Records
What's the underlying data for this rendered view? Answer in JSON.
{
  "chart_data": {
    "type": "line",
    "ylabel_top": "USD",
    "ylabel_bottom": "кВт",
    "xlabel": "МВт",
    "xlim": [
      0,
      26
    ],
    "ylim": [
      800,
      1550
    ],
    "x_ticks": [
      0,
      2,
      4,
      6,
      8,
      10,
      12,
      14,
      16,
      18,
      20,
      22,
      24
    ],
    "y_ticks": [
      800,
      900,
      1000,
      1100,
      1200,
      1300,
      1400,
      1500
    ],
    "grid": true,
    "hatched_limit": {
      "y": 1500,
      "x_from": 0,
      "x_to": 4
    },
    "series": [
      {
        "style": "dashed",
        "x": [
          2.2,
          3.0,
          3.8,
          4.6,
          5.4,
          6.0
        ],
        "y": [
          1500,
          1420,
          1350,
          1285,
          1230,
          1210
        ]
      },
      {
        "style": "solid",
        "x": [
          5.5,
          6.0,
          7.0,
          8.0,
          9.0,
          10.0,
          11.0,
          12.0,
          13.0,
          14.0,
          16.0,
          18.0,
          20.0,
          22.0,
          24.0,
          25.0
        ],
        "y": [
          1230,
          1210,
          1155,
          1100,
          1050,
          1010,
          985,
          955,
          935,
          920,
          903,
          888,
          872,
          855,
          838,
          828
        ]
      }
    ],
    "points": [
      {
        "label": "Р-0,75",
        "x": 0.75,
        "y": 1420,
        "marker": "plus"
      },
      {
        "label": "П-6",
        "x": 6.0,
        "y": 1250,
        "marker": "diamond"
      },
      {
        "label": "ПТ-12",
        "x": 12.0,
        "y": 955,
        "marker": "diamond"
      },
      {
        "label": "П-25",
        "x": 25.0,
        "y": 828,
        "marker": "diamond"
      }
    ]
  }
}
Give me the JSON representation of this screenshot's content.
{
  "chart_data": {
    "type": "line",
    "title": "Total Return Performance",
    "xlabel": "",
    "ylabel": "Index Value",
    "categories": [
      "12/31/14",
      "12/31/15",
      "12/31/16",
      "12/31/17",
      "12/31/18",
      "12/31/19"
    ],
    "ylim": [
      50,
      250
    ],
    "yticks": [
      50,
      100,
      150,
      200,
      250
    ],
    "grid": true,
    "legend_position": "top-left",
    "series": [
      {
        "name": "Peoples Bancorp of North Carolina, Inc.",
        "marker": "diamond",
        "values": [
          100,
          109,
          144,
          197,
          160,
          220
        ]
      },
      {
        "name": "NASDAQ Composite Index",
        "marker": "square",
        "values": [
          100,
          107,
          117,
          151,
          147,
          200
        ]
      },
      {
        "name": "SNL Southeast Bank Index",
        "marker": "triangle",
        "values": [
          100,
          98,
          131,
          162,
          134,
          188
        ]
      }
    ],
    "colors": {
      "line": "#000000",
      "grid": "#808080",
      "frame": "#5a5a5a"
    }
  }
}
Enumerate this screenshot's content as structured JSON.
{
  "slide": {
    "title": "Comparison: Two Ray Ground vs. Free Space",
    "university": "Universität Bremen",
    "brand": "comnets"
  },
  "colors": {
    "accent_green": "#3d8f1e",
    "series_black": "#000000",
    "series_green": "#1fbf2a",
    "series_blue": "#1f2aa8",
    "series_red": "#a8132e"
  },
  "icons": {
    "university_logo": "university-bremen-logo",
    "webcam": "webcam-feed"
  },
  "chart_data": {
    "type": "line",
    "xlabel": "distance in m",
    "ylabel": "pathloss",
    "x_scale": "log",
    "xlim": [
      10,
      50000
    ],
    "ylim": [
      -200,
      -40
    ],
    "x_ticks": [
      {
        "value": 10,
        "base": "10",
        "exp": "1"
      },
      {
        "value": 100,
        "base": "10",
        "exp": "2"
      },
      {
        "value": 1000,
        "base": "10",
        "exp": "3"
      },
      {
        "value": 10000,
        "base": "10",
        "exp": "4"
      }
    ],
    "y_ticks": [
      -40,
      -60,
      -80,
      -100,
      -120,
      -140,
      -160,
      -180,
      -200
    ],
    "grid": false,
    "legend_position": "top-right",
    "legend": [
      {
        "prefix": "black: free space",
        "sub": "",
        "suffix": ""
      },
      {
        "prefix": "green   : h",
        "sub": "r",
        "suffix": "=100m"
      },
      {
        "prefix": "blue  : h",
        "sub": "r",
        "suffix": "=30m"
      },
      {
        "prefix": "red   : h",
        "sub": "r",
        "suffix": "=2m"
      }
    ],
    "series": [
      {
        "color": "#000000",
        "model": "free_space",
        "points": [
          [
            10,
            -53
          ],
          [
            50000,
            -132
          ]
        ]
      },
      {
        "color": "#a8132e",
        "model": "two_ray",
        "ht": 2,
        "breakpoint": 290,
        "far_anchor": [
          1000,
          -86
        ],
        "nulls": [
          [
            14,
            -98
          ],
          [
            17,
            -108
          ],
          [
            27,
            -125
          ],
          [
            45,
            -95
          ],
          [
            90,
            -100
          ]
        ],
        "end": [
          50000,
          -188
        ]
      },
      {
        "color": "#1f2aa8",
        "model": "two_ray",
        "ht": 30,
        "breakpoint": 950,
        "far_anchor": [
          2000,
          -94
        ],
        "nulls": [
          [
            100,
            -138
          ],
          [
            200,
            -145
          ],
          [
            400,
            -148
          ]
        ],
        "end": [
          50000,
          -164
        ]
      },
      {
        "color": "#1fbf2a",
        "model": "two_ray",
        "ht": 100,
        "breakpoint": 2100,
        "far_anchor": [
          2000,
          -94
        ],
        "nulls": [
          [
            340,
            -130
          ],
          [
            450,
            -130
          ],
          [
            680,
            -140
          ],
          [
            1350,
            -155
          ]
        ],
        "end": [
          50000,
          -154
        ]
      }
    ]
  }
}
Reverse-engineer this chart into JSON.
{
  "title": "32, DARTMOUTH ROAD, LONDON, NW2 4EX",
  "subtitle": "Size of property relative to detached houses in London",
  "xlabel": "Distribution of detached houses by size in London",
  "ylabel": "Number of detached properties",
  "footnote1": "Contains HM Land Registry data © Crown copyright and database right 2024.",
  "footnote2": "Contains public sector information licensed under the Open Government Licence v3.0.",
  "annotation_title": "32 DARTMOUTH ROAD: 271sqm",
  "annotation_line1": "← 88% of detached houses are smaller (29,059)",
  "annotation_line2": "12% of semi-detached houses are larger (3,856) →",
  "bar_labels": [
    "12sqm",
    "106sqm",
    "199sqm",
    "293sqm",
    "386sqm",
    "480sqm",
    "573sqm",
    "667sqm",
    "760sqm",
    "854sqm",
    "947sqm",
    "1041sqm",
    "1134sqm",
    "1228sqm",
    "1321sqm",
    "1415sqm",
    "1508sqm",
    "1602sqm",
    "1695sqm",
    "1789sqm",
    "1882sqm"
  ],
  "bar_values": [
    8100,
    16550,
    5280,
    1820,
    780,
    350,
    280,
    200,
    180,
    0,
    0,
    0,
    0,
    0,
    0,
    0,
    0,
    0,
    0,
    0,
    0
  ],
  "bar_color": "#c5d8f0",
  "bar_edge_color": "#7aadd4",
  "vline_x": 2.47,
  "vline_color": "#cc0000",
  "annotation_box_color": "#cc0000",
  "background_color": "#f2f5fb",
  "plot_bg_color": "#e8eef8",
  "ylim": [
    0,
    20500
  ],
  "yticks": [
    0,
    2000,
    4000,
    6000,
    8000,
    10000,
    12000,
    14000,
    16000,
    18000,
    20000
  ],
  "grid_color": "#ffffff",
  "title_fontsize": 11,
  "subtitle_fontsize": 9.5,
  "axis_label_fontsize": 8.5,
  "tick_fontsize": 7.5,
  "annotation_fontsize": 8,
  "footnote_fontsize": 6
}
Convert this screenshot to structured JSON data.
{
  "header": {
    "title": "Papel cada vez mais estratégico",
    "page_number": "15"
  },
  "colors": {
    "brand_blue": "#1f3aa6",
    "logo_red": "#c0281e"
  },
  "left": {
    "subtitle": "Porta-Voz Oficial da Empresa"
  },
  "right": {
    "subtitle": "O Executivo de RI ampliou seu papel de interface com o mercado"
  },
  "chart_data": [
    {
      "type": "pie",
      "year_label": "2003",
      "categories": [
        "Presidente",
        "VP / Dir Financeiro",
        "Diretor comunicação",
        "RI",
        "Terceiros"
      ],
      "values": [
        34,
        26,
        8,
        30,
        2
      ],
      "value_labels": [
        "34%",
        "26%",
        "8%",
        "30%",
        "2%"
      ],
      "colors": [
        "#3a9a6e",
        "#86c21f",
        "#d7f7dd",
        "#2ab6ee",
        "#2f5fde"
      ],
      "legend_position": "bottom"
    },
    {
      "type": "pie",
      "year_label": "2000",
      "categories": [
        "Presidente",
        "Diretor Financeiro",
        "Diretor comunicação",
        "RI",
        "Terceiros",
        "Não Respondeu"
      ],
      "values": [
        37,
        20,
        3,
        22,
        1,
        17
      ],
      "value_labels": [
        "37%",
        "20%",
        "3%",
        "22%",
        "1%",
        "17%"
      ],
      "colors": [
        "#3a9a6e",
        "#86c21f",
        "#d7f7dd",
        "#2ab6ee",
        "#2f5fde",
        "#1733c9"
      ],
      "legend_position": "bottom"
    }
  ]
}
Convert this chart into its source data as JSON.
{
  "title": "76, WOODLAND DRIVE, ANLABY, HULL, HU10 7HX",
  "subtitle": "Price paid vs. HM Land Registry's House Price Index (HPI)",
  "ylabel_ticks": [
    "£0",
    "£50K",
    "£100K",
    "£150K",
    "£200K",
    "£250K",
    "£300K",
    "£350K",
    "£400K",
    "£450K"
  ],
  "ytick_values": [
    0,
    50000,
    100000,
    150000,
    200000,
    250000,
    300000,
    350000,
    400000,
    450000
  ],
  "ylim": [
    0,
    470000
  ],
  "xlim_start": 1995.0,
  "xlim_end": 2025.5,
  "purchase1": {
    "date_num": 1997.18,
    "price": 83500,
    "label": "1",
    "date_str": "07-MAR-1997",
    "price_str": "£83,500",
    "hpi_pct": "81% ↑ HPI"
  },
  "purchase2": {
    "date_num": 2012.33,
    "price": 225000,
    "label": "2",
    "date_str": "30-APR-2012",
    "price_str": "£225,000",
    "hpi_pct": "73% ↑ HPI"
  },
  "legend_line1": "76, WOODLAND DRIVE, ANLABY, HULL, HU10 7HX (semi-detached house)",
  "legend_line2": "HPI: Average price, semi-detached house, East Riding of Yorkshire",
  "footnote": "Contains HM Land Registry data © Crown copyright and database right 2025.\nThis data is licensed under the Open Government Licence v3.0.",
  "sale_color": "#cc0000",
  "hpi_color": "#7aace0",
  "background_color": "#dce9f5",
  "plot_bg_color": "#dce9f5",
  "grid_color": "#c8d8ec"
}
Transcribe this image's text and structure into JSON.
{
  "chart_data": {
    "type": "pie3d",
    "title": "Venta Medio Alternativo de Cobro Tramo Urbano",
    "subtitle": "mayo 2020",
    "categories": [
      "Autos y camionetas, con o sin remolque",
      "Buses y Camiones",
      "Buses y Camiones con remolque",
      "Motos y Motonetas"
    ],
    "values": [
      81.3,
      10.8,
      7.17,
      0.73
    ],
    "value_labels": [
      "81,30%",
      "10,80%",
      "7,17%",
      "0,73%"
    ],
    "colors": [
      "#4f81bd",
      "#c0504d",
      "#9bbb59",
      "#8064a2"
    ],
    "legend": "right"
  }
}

- **What is being asked**
List all lines from the entries that include the word "marker".

- **The solution**
        "marker": "plus"
        "marker": "diamond"
        "marker": "diamond"
        "marker": "diamond"
        "marker": "diamond",
        "marker": "square",
        "marker": "triangle",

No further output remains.